(begin)

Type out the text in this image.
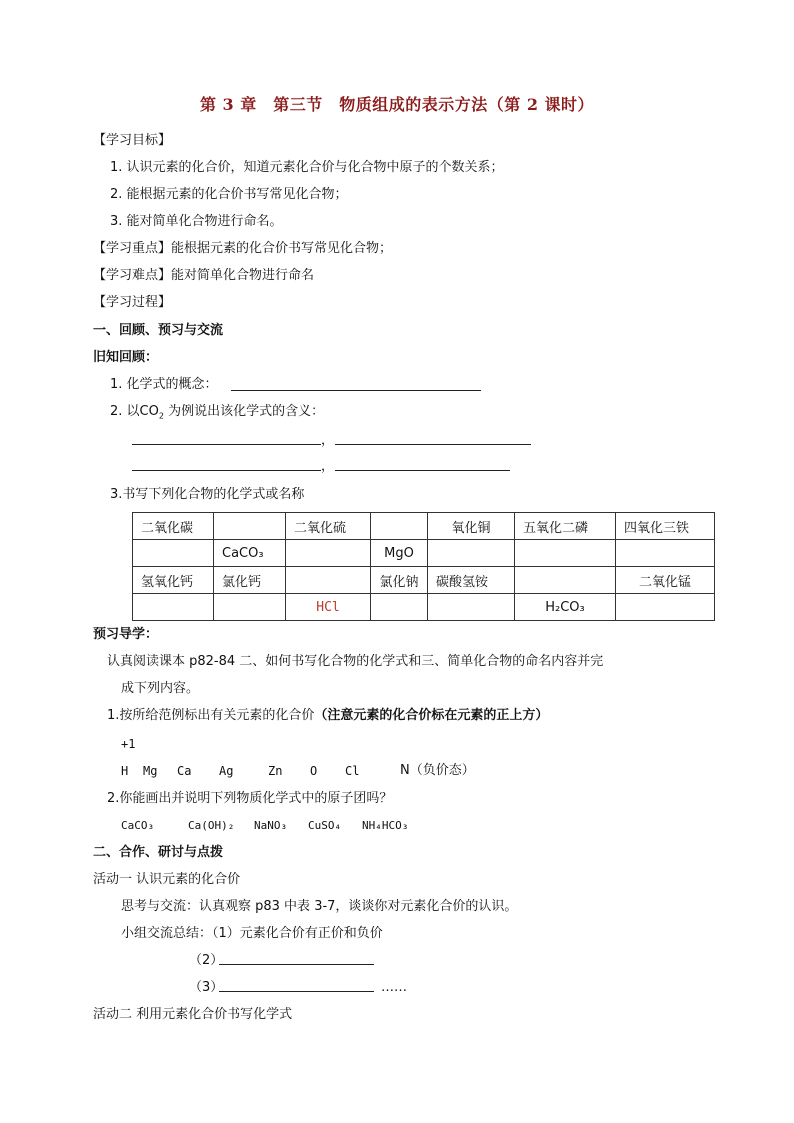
第 3 章　第三节　物质组成的表示方法（第 2 课时）
【学习目标】
1. 认识元素的化合价，知道元素化合价与化合物中原子的个数关系；
2. 能根据元素的化合价书写常见化合物；
3. 能对简单化合物进行命名。
【学习重点】能根据元素的化合价书写常见化合物；
【学习难点】能对简单化合物进行命名
【学习过程】
一、回顾、预习与交流
旧知回顾：
1. 化学式的概念：
2. 以$CO_2$ 为例说出该化学式的含义：
，
，
3.书写下列化合物的化学式或名称
二氧化碳		二氧化硫		氧化铜	五氧化二磷	四氧化三铁
	CaCO₃		MgO			
氢氧化钙	氯化钙		氯化钠	碳酸氢铵		二氧化锰
		HCl			H₂CO₃	
预习导学：
认真阅读课本 p82-84 二、如何书写化合物的化学式和三、简单化合物的命名内容并完
成下列内容。
1.按所给范例标出有关元素的化合价（注意元素的化合价标在元素的正上方）
+1
H Mg Ca Ag	Zn O Cl	N（负价态）
2.你能画出并说明下列物质化学式中的原子团吗？
CaCO₃	Ca(OH)₂ NaNO₃ CuSO₄ NH₄HCO₃
二、合作、研讨与点拨
活动一 认识元素的化合价
思考与交流：认真观察 p83 中表 3-7，谈谈你对元素化合价的认识。
小组交流总结：（1）元素化合价有正价和负价
（2）
（3）	……
活动二 利用元素化合价书写化学式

(end)

### The problem
Omit each picture, then return all of the listing exactly as it stands.

### Full answer
Type out the text in this image.
第 3 章　第三节　物质组成的表示方法（第 2 课时）
【学习目标】
1. 认识元素的化合价，知道元素化合价与化合物中原子的个数关系；
2. 能根据元素的化合价书写常见化合物；
3. 能对简单化合物进行命名。
【学习重点】能根据元素的化合价书写常见化合物；
【学习难点】能对简单化合物进行命名
【学习过程】
一、回顾、预习与交流
旧知回顾：
1. 化学式的概念：
2. 以$CO_2$ 为例说出该化学式的含义：
，
，
3.书写下列化合物的化学式或名称
二氧化碳		二氧化硫		氧化铜	五氧化二磷	四氧化三铁
	CaCO₃		MgO			
氢氧化钙	氯化钙		氯化钠	碳酸氢铵		二氧化锰
		HCl			H₂CO₃	
预习导学：
认真阅读课本 p82-84 二、如何书写化合物的化学式和三、简单化合物的命名内容并完
成下列内容。
1.按所给范例标出有关元素的化合价（注意元素的化合价标在元素的正上方）
+1
H Mg Ca Ag	Zn O Cl	N（负价态）
2.你能画出并说明下列物质化学式中的原子团吗？
CaCO₃	Ca(OH)₂ NaNO₃ CuSO₄ NH₄HCO₃
二、合作、研讨与点拨
活动一 认识元素的化合价
思考与交流：认真观察 p83 中表 3-7，谈谈你对元素化合价的认识。
小组交流总结：（1）元素化合价有正价和负价
（2）
（3）	……
活动二 利用元素化合价书写化学式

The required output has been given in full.